# AIM
Include the line containing "Read all visible content and emit it as JSON." and every line after it up to the end of the material below; reproduce them exactly and drop the pictures.

# RECORD EXCERPTS
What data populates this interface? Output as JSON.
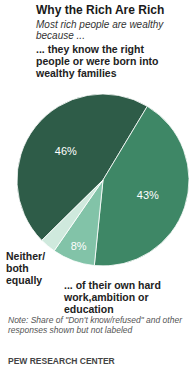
{
  "chart_data": {
    "type": "pie",
    "title": "Why the Rich Are Rich",
    "subtitle": "Most rich people are wealthy because ...",
    "categories": [
      "... they know the right people or were born into wealthy families",
      "... of their own hard work,ambition or education",
      "Neither/ both equally",
      null
    ],
    "values": [
      46,
      43,
      8,
      3
    ],
    "value_labels": [
      "46%",
      "43%",
      "8%",
      null
    ],
    "colors": [
      "#2e5c48",
      "#3e8766",
      "#82c3a8",
      "#cfe9dd"
    ],
    "data_labels": true,
    "note": "Note: Share of \"Don't know/refused\" and other responses shown but not labeled",
    "source": "PEW RESEARCH CENTER"
  }
}
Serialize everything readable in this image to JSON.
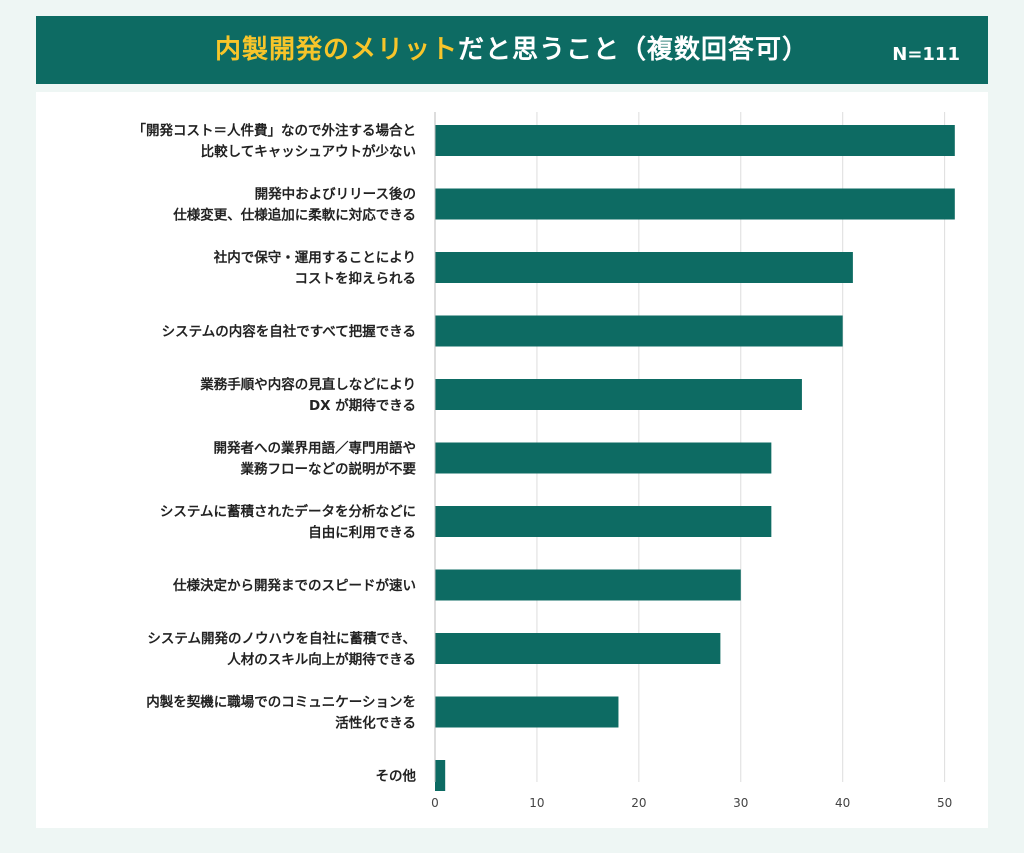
{
  "chart_data": {
    "type": "bar",
    "orientation": "horizontal",
    "title_highlight": "内製開発のメリット",
    "title_rest": "だと思うこと（複数回答可）",
    "sample_size": "N=111",
    "categories": [
      [
        "「開発コスト＝人件費」なので外注する場合と",
        "比較してキャッシュアウトが少ない"
      ],
      [
        "開発中およびリリース後の",
        "仕様変更、仕様追加に柔軟に対応できる"
      ],
      [
        "社内で保守・運用することにより",
        "コストを抑えられる"
      ],
      [
        "システムの内容を自社ですべて把握できる"
      ],
      [
        "業務手順や内容の見直しなどにより",
        "DX が期待できる"
      ],
      [
        "開発者への業界用語／専門用語や",
        "業務フローなどの説明が不要"
      ],
      [
        "システムに蓄積されたデータを分析などに",
        "自由に利用できる"
      ],
      [
        "仕様決定から開発までのスピードが速い"
      ],
      [
        "システム開発のノウハウを自社に蓄積でき、",
        "人材のスキル向上が期待できる"
      ],
      [
        "内製を契機に職場でのコミュニケーションを",
        "活性化できる"
      ],
      [
        "その他"
      ]
    ],
    "values": [
      51,
      51,
      41,
      40,
      36,
      33,
      33,
      30,
      28,
      18,
      1
    ],
    "xlim": [
      0,
      52
    ],
    "xticks": [
      0,
      10,
      20,
      30,
      40,
      50
    ],
    "grid": true,
    "colors": {
      "bar": "#0d6b63",
      "header": "#0d6b63",
      "highlight": "#f7c52a",
      "grid": "#dddddd",
      "background": "#eef6f4"
    }
  }
}
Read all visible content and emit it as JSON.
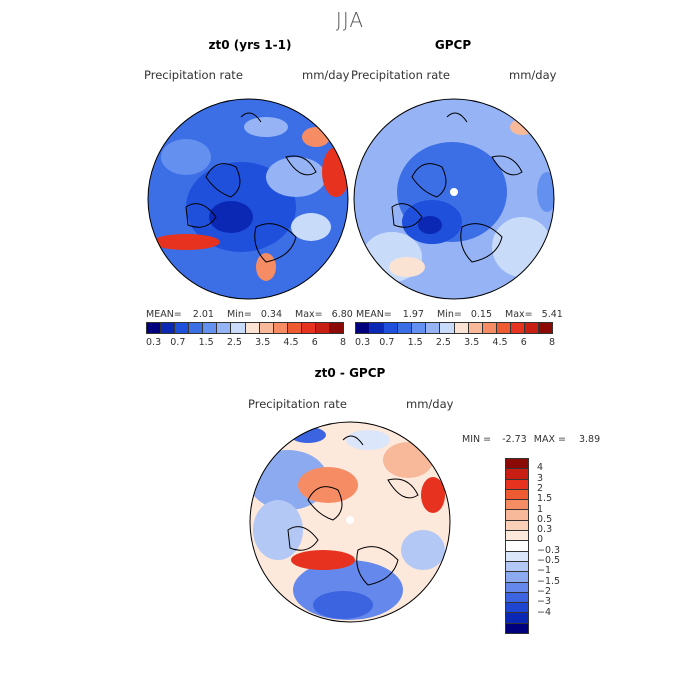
{
  "season": "JJA",
  "panels": [
    {
      "id": "model",
      "title": "zt0 (yrs 1-1)",
      "field_label": "Precipitation rate",
      "units": "mm/day",
      "stats": {
        "mean_label": "MEAN=",
        "mean": "2.01",
        "min_label": "Min=",
        "min": "0.34",
        "max_label": "Max=",
        "max": "6.80"
      }
    },
    {
      "id": "obs",
      "title": "GPCP",
      "field_label": "Precipitation rate",
      "units": "mm/day",
      "stats": {
        "mean_label": "MEAN=",
        "mean": "1.97",
        "min_label": "Min=",
        "min": "0.15",
        "max_label": "Max=",
        "max": "5.41"
      }
    }
  ],
  "precip_colorbar": {
    "colors": [
      "#00007f",
      "#0a28b4",
      "#1e50dc",
      "#3c6ee6",
      "#6490f0",
      "#96b4f5",
      "#c8dcfa",
      "#fbe3d4",
      "#f8b89a",
      "#f58c64",
      "#ee5a32",
      "#e6321e",
      "#c81e14",
      "#8c0a05"
    ],
    "tick_labels": [
      "0.3",
      "0.7",
      "1.5",
      "2.5",
      "3.5",
      "4.5",
      "6",
      "8"
    ]
  },
  "diff_panel": {
    "title": "zt0 - GPCP",
    "field_label": "Precipitation rate",
    "units": "mm/day",
    "min_label": "MIN =",
    "min": "-2.73",
    "max_label": "MAX =",
    "max": "3.89"
  },
  "diff_colorbar": {
    "colors": [
      "#8c0a05",
      "#c81e14",
      "#e6321e",
      "#ee5a32",
      "#f58c64",
      "#f8b89a",
      "#fbd0b8",
      "#fde8dc",
      "#ffffff",
      "#dce6fa",
      "#b4c8f5",
      "#8caaf0",
      "#6488eb",
      "#3c64e1",
      "#1e46d2",
      "#0a28b4",
      "#00007f"
    ],
    "tick_labels": [
      "4",
      "3",
      "2",
      "1.5",
      "1",
      "0.5",
      "0.3",
      "0",
      "−0.3",
      "−0.5",
      "−1",
      "−1.5",
      "−2",
      "−3",
      "−4"
    ]
  },
  "map_colors": {
    "ocean_base": "#3c6ee6",
    "deep_blue": "#1e50dc",
    "light_blue": "#96b4f5",
    "pale": "#c8dcfa",
    "peach": "#f8b89a",
    "red": "#e6321e",
    "diff_base": "#fde8dc"
  }
}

# COMPLETED TASK
Read all visible content and emit it as JSON.
{
  "season": "JJA",
  "panels": [
    {
      "id": "model",
      "title": "zt0 (yrs 1-1)",
      "field_label": "Precipitation rate",
      "units": "mm/day",
      "stats": {
        "mean_label": "MEAN=",
        "mean": "2.01",
        "min_label": "Min=",
        "min": "0.34",
        "max_label": "Max=",
        "max": "6.80"
      }
    },
    {
      "id": "obs",
      "title": "GPCP",
      "field_label": "Precipitation rate",
      "units": "mm/day",
      "stats": {
        "mean_label": "MEAN=",
        "mean": "1.97",
        "min_label": "Min=",
        "min": "0.15",
        "max_label": "Max=",
        "max": "5.41"
      }
    }
  ],
  "precip_colorbar": {
    "colors": [
      "#00007f",
      "#0a28b4",
      "#1e50dc",
      "#3c6ee6",
      "#6490f0",
      "#96b4f5",
      "#c8dcfa",
      "#fbe3d4",
      "#f8b89a",
      "#f58c64",
      "#ee5a32",
      "#e6321e",
      "#c81e14",
      "#8c0a05"
    ],
    "tick_labels": [
      "0.3",
      "0.7",
      "1.5",
      "2.5",
      "3.5",
      "4.5",
      "6",
      "8"
    ]
  },
  "diff_panel": {
    "title": "zt0 - GPCP",
    "field_label": "Precipitation rate",
    "units": "mm/day",
    "min_label": "MIN =",
    "min": "-2.73",
    "max_label": "MAX =",
    "max": "3.89"
  },
  "diff_colorbar": {
    "colors": [
      "#8c0a05",
      "#c81e14",
      "#e6321e",
      "#ee5a32",
      "#f58c64",
      "#f8b89a",
      "#fbd0b8",
      "#fde8dc",
      "#ffffff",
      "#dce6fa",
      "#b4c8f5",
      "#8caaf0",
      "#6488eb",
      "#3c64e1",
      "#1e46d2",
      "#0a28b4",
      "#00007f"
    ],
    "tick_labels": [
      "4",
      "3",
      "2",
      "1.5",
      "1",
      "0.5",
      "0.3",
      "0",
      "−0.3",
      "−0.5",
      "−1",
      "−1.5",
      "−2",
      "−3",
      "−4"
    ]
  },
  "map_colors": {
    "ocean_base": "#3c6ee6",
    "deep_blue": "#1e50dc",
    "light_blue": "#96b4f5",
    "pale": "#c8dcfa",
    "peach": "#f8b89a",
    "red": "#e6321e",
    "diff_base": "#fde8dc"
  }
}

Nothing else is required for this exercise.